__THE REQUEST__
Extract each line bearing the word "axis".
---------- MATERIAL ----------
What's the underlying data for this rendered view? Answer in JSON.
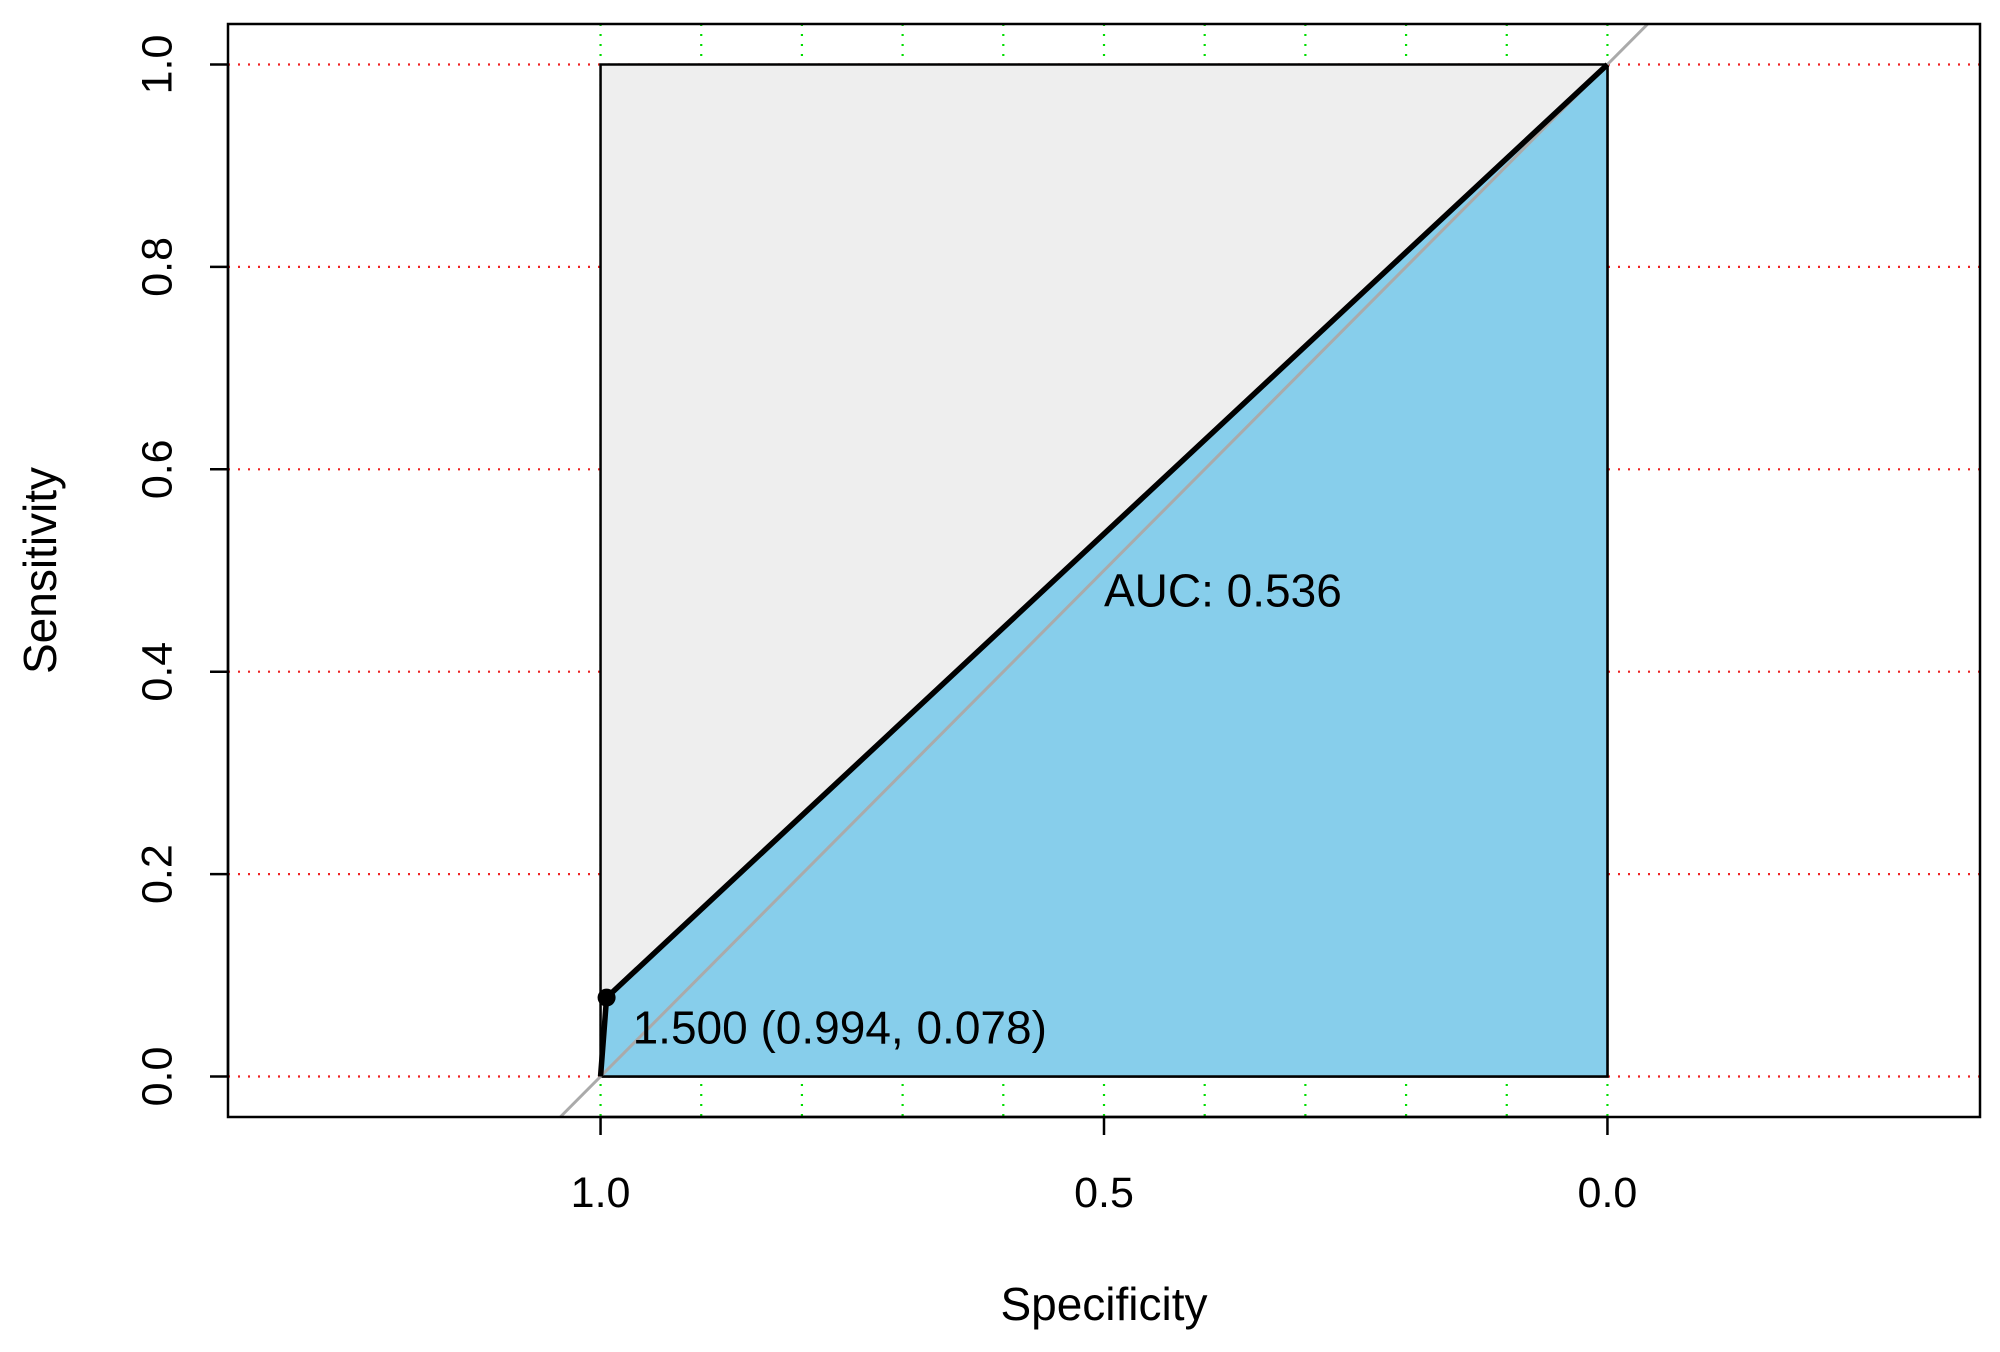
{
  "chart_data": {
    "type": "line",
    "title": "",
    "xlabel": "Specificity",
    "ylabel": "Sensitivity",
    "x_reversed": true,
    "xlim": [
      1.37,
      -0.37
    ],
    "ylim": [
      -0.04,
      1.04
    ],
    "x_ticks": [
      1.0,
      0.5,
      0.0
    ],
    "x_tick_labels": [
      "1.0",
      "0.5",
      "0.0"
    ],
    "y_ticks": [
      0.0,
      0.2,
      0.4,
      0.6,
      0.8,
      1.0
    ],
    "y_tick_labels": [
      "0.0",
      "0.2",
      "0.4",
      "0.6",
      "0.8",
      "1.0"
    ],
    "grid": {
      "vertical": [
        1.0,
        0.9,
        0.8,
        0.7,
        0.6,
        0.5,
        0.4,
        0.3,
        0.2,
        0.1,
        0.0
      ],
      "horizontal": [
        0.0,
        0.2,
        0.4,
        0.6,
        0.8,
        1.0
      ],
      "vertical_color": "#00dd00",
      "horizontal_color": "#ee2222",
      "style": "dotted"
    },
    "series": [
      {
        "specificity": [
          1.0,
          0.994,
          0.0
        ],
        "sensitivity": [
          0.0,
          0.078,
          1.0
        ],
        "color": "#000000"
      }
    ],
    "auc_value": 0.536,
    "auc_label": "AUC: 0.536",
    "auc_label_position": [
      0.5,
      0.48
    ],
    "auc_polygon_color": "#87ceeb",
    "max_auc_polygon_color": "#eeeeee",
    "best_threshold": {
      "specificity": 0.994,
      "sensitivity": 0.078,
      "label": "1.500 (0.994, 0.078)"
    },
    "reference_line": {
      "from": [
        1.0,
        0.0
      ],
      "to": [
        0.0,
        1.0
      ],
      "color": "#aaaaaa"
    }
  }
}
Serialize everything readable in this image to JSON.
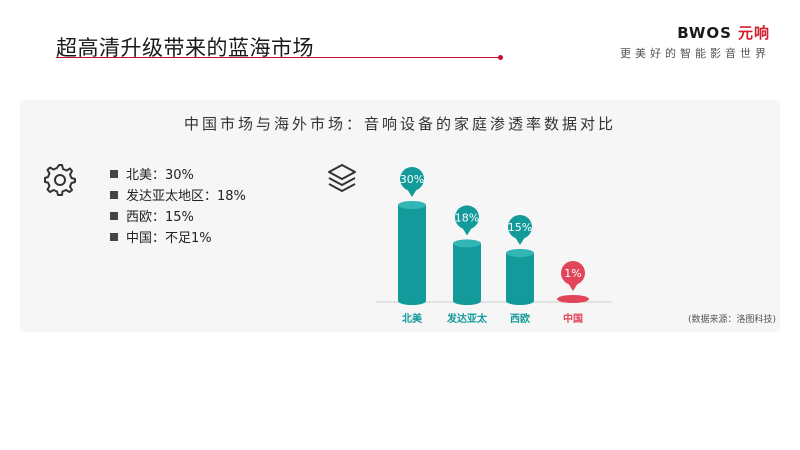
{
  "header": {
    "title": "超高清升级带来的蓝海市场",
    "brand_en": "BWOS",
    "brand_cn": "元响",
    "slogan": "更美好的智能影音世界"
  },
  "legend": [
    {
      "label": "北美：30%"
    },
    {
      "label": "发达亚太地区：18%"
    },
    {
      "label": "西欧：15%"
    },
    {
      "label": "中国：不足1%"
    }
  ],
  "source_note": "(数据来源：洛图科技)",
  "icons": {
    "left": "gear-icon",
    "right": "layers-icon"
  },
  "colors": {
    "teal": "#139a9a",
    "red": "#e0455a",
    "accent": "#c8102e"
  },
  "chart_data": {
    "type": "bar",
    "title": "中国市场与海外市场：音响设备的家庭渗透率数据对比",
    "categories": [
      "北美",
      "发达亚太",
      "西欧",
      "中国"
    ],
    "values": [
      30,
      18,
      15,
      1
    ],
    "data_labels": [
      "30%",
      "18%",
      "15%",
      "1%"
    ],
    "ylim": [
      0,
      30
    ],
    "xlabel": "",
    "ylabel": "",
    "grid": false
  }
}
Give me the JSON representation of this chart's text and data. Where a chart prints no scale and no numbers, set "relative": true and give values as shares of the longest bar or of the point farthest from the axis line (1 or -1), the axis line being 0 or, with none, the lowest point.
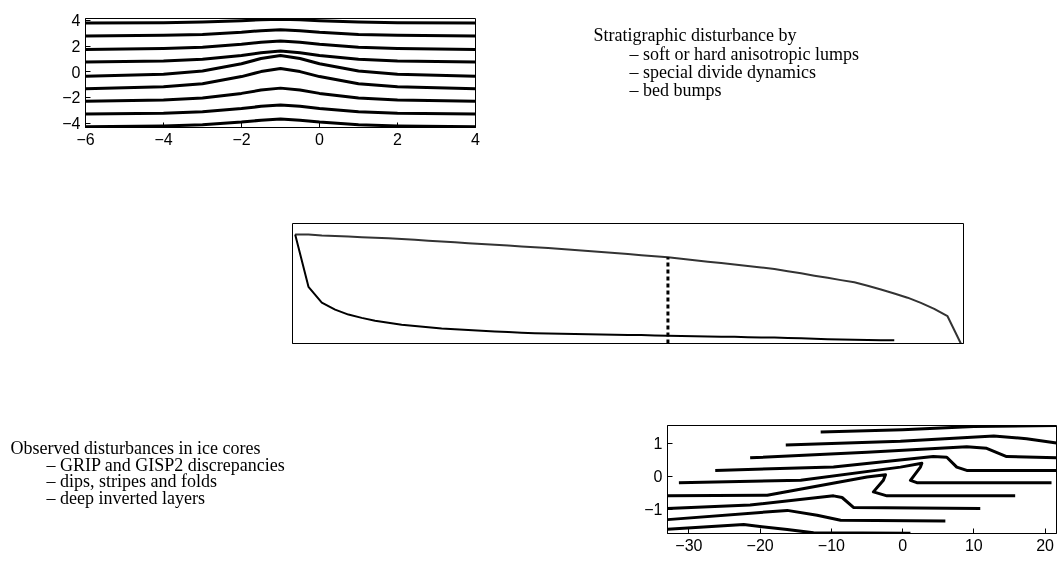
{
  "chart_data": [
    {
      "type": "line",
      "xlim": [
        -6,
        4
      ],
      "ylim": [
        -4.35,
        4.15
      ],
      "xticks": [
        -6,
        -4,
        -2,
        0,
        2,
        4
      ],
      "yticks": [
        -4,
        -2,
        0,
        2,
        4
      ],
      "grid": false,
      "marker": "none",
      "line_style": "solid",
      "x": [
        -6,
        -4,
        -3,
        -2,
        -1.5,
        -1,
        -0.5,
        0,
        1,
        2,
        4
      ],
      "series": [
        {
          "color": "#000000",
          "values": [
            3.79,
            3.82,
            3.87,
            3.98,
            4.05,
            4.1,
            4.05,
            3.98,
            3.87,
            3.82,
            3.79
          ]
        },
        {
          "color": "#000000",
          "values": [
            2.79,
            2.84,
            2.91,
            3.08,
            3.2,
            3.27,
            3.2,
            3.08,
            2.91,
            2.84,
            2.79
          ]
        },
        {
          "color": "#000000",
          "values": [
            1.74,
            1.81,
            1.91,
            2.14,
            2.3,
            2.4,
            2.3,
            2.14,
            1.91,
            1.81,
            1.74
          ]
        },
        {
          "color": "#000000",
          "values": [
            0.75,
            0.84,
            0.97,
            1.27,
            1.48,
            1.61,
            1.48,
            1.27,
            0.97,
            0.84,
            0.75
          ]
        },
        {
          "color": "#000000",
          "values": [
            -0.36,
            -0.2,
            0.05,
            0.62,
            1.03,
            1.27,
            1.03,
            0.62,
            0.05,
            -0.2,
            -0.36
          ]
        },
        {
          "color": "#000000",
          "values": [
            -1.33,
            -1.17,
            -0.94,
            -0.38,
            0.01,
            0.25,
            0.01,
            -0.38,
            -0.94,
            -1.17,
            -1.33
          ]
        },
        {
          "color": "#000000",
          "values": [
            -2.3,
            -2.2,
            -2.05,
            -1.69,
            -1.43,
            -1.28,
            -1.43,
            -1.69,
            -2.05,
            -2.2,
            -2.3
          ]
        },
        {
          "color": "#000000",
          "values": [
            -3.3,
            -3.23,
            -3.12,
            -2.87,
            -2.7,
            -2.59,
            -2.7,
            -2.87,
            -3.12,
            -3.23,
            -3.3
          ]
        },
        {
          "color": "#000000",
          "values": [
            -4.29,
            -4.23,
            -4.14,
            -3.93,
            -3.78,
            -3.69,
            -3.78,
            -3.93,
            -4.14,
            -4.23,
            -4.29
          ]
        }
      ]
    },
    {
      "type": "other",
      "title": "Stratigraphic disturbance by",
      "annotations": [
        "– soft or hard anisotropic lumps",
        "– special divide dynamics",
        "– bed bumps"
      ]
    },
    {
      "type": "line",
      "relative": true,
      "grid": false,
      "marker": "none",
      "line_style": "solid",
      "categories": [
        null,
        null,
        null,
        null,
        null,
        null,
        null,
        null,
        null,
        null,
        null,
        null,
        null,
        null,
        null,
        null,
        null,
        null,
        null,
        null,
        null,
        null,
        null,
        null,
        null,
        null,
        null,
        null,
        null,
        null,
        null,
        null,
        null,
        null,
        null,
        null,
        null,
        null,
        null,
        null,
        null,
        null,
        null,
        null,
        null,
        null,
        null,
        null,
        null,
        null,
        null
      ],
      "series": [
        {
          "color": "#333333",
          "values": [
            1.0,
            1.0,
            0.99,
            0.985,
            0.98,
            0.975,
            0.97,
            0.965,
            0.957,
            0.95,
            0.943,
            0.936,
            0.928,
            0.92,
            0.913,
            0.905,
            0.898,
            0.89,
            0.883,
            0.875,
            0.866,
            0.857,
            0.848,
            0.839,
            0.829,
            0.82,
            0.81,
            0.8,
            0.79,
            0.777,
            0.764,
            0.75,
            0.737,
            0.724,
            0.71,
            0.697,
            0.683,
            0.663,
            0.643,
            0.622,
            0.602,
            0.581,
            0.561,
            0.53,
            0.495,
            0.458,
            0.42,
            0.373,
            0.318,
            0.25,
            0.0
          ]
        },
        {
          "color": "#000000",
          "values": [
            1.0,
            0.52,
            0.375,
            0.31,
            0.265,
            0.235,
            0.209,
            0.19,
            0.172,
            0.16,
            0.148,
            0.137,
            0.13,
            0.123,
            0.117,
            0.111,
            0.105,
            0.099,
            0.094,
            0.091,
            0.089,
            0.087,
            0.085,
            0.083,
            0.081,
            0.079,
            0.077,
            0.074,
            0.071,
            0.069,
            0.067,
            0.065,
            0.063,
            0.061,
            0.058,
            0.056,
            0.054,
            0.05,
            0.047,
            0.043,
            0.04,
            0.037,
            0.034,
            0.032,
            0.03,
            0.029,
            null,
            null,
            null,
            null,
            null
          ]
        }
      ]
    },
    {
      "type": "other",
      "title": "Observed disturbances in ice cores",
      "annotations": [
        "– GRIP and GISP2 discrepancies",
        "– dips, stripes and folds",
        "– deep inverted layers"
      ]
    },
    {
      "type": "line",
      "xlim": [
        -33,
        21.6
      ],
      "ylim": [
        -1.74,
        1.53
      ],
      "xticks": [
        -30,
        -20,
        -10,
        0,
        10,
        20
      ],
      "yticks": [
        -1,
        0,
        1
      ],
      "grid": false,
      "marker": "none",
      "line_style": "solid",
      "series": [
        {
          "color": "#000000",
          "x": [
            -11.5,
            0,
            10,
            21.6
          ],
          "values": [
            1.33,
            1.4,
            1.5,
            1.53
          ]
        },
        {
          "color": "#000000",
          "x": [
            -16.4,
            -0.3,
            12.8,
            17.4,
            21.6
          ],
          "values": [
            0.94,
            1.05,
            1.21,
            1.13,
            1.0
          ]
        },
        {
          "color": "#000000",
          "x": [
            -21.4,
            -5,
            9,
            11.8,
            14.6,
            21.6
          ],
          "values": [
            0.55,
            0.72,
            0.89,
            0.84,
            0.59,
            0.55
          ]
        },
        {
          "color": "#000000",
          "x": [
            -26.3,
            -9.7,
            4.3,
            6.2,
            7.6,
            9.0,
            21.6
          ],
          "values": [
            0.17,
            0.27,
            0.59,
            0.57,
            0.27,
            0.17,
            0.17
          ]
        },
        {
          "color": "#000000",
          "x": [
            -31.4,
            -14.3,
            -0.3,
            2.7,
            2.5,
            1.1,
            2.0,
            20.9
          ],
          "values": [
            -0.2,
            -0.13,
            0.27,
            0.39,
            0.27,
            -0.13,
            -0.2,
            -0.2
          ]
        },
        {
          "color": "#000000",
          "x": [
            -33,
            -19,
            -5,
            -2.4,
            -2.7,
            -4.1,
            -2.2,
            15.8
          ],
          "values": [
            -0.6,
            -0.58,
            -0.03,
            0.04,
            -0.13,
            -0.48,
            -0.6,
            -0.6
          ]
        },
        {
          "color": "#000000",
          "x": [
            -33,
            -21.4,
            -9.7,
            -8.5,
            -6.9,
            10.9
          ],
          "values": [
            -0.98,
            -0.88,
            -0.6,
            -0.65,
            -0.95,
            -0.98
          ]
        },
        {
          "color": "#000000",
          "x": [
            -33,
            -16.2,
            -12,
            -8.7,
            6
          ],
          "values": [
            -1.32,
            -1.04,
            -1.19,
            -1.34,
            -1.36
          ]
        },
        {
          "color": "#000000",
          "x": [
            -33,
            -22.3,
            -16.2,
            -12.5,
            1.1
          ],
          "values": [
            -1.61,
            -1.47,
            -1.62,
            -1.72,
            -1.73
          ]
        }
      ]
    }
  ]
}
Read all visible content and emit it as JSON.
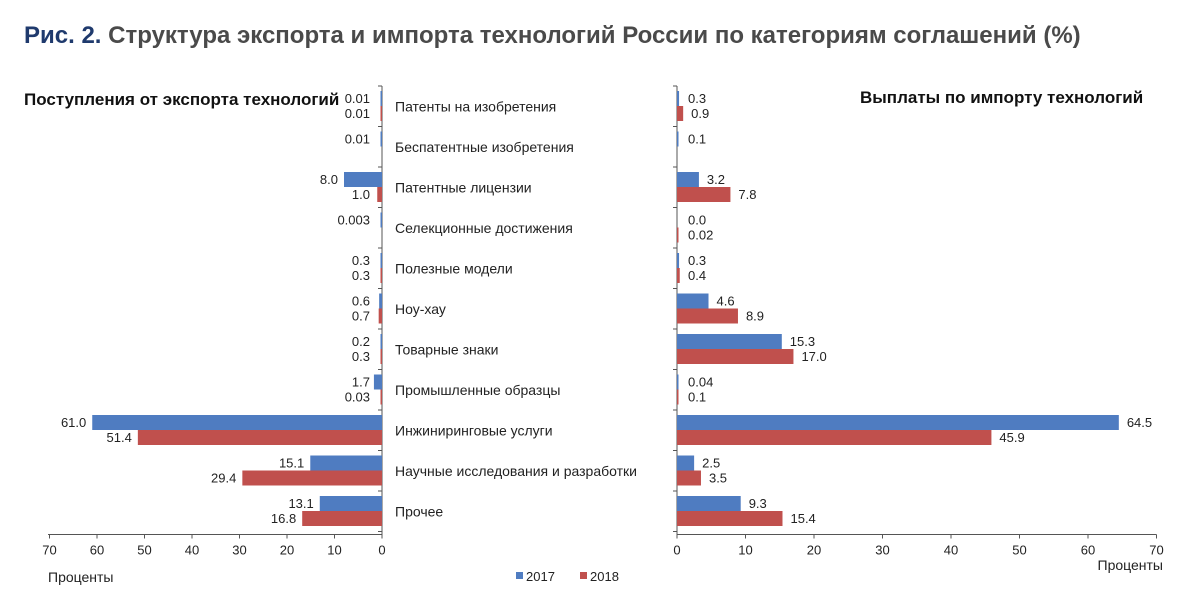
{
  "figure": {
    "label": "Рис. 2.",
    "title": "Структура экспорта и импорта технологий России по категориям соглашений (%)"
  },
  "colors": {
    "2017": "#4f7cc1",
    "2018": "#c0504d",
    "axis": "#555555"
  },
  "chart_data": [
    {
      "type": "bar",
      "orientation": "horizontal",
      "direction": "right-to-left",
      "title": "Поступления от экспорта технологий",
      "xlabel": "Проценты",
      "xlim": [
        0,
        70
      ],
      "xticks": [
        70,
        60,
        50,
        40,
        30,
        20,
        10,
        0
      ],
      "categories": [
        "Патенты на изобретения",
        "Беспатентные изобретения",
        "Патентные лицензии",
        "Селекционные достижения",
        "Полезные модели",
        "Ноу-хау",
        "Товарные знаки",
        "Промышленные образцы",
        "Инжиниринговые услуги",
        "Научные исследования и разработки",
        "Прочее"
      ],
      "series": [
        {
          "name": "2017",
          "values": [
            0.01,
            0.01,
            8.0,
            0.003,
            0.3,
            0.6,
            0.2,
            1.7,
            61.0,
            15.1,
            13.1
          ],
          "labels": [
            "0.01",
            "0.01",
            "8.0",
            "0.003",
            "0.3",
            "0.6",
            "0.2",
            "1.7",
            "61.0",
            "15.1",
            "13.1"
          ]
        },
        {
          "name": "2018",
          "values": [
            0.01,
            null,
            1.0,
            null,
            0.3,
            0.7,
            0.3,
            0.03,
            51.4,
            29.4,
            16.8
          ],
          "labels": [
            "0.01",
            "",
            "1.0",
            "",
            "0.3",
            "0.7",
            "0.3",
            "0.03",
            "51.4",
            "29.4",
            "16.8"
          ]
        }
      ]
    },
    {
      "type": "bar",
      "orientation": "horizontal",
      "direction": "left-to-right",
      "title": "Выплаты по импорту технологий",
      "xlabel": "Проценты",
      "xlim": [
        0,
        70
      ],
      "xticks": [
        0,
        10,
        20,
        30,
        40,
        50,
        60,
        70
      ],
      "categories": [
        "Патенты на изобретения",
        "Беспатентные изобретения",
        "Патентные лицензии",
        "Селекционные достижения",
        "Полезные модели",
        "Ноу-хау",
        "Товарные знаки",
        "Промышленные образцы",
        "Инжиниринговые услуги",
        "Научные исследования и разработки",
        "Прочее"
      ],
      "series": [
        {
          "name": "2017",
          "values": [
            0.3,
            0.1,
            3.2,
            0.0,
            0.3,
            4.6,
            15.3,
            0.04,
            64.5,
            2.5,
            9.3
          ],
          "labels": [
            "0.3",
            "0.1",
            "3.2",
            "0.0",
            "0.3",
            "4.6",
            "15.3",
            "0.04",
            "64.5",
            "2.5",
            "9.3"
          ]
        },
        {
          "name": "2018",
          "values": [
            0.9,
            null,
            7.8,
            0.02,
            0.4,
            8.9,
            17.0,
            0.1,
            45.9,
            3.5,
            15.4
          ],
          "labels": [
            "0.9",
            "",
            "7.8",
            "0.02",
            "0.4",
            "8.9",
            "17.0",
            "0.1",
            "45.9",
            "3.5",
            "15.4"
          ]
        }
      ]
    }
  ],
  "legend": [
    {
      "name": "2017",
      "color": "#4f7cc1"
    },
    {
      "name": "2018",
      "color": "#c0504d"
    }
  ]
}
----------
__EXERCISE SOLUTION__
Give me the JSON representation of this chart's text and data. Where a chart prints no scale and no numbers, set "relative": true and give values as shares of the longest bar or of the point farthest from the axis line (1 or -1), the axis line being 0 or, with none, the lowest point.
    "axis": "#555555"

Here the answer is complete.